**** ENTRIES ****

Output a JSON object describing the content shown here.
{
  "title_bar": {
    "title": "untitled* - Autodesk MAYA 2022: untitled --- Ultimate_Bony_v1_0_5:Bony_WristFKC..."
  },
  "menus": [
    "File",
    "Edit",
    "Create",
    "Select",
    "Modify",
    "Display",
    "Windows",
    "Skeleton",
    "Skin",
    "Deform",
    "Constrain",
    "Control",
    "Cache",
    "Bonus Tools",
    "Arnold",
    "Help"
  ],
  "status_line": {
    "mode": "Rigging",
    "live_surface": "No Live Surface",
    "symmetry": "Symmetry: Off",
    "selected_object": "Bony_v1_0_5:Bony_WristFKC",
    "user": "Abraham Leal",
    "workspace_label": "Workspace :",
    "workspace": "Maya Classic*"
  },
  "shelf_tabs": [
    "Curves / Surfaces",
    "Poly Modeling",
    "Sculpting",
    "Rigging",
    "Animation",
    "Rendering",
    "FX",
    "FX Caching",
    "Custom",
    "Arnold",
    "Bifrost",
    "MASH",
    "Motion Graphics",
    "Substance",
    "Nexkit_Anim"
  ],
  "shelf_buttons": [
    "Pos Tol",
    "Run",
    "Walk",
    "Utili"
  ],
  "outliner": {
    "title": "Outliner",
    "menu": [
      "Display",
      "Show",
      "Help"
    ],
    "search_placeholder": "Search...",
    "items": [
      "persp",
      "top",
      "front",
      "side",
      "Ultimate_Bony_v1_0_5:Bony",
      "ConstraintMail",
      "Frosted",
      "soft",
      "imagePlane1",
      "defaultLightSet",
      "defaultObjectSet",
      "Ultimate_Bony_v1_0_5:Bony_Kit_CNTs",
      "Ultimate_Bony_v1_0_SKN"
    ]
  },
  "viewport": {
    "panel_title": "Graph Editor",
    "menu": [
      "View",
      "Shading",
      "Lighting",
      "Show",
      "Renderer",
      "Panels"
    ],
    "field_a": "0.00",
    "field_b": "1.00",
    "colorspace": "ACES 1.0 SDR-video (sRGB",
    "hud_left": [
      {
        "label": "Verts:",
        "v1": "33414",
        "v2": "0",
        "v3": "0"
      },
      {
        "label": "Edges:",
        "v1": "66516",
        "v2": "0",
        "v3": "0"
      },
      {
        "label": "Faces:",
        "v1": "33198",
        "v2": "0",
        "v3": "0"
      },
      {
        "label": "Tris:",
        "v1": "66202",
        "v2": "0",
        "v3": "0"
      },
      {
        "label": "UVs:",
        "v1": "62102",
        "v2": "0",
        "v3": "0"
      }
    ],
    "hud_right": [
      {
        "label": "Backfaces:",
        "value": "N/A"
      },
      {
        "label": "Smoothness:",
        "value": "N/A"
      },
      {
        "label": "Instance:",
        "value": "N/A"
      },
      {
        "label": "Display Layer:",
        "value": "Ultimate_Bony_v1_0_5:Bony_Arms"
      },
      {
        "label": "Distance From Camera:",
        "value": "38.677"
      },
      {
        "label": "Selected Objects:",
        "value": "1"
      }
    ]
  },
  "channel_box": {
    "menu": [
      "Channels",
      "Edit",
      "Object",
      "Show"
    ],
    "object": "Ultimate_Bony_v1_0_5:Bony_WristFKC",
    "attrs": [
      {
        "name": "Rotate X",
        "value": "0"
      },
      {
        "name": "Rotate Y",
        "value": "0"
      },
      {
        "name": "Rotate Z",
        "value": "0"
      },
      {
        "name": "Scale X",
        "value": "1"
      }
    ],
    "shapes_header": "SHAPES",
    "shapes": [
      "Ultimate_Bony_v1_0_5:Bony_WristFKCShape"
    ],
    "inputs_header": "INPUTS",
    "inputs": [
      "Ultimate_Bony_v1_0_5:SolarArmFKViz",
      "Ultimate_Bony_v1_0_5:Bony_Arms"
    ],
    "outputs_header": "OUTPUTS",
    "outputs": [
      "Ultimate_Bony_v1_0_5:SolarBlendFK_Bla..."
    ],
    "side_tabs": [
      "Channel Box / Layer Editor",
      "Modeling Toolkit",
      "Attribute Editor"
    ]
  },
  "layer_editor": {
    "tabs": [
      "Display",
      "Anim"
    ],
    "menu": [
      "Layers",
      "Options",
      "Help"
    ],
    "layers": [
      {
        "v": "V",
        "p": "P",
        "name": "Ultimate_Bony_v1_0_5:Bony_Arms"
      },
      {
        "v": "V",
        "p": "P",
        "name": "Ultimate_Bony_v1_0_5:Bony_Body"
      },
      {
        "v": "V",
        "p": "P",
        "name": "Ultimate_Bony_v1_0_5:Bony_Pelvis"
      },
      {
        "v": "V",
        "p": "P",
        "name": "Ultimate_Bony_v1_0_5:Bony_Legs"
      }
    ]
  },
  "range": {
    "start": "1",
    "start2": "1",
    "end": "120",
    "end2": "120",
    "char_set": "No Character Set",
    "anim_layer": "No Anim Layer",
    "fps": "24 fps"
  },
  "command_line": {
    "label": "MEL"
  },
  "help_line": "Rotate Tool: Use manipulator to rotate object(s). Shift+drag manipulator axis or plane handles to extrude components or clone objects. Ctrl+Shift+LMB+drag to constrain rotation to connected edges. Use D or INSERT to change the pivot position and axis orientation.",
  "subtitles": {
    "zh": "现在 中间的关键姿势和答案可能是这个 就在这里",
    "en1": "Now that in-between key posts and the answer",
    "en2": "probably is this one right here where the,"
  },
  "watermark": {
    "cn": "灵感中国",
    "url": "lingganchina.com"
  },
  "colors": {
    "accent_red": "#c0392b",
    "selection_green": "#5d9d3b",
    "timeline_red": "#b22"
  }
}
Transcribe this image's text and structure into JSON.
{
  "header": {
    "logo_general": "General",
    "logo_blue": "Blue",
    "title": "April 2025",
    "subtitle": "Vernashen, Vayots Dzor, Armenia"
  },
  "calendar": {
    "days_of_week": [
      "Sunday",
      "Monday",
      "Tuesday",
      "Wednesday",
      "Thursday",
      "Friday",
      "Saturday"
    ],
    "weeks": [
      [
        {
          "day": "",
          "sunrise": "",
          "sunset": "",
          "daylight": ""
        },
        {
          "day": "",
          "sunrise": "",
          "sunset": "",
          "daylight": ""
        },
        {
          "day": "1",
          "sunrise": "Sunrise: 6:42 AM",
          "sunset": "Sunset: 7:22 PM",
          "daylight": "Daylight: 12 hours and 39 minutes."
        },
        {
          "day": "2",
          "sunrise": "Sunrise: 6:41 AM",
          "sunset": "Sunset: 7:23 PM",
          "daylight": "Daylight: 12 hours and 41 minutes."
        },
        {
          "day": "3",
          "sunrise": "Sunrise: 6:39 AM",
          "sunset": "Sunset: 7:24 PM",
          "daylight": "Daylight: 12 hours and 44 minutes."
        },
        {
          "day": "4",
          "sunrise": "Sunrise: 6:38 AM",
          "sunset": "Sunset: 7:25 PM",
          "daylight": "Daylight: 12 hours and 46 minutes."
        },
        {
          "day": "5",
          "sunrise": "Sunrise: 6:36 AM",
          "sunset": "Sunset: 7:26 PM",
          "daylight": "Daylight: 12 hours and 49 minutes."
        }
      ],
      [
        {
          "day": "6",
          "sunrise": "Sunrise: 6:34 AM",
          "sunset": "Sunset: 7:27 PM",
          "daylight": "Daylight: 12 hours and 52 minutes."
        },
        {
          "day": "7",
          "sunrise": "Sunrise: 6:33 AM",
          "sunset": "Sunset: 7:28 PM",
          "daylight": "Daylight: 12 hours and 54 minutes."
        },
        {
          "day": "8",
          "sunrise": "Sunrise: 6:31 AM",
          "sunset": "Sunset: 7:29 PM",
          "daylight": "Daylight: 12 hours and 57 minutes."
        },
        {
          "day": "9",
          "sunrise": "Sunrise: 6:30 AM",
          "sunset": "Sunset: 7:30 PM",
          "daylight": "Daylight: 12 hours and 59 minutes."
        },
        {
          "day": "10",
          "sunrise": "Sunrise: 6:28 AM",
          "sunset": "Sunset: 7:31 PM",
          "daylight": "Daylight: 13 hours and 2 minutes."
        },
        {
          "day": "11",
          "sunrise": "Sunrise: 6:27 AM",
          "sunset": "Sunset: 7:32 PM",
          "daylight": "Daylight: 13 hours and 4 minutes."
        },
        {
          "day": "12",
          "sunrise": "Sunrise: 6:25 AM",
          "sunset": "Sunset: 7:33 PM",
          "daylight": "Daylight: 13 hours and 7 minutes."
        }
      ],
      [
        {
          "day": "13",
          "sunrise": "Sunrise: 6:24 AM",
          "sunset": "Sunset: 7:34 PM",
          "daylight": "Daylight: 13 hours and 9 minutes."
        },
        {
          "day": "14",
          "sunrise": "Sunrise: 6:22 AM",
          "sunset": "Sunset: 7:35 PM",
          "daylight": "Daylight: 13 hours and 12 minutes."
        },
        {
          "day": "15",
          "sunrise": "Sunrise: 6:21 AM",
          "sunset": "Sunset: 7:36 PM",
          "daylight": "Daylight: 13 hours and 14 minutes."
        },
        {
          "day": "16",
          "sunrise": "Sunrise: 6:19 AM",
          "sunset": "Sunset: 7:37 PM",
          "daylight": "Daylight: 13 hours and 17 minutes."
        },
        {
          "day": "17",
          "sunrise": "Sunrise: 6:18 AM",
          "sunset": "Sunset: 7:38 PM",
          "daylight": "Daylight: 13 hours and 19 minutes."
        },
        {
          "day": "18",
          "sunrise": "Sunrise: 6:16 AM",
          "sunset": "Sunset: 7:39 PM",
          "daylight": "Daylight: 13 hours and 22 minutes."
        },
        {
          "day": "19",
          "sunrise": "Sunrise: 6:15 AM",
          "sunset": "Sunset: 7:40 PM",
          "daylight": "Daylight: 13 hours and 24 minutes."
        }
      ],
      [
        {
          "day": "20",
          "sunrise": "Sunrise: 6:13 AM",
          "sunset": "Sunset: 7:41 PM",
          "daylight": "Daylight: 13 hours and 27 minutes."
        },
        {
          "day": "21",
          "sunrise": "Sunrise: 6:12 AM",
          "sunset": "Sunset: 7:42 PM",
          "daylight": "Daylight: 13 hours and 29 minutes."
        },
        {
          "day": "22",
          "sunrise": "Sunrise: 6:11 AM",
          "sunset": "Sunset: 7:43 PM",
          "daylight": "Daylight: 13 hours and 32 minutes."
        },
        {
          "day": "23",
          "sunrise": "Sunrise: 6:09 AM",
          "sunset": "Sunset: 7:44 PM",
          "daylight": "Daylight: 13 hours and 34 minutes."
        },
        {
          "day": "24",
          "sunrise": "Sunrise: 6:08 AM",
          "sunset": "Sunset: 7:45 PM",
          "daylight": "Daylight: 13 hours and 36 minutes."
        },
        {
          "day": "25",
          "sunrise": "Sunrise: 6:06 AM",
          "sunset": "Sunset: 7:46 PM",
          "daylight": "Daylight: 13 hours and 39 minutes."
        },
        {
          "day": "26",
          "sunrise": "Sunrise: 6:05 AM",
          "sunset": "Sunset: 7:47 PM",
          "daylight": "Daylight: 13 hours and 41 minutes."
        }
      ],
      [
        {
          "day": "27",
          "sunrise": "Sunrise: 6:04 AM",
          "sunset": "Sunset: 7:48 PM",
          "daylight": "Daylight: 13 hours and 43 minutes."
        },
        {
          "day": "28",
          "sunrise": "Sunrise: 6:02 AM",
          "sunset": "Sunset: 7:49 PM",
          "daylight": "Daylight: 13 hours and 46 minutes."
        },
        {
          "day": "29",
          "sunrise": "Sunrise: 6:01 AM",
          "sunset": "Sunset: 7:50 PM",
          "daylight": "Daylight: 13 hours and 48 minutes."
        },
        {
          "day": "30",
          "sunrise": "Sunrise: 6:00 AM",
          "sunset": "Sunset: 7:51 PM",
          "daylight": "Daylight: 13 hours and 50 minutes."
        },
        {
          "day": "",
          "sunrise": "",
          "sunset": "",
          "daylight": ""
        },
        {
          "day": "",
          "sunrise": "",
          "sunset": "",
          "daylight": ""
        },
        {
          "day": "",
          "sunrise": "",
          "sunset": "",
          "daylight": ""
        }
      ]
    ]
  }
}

****

* PROBLEM DETAILS *
Return the lines of the records that include the string "JSON".

* SOLVED EXERCISE *
Output a JSON object describing the content shown here.
Transcribe this image's text and structure into JSON.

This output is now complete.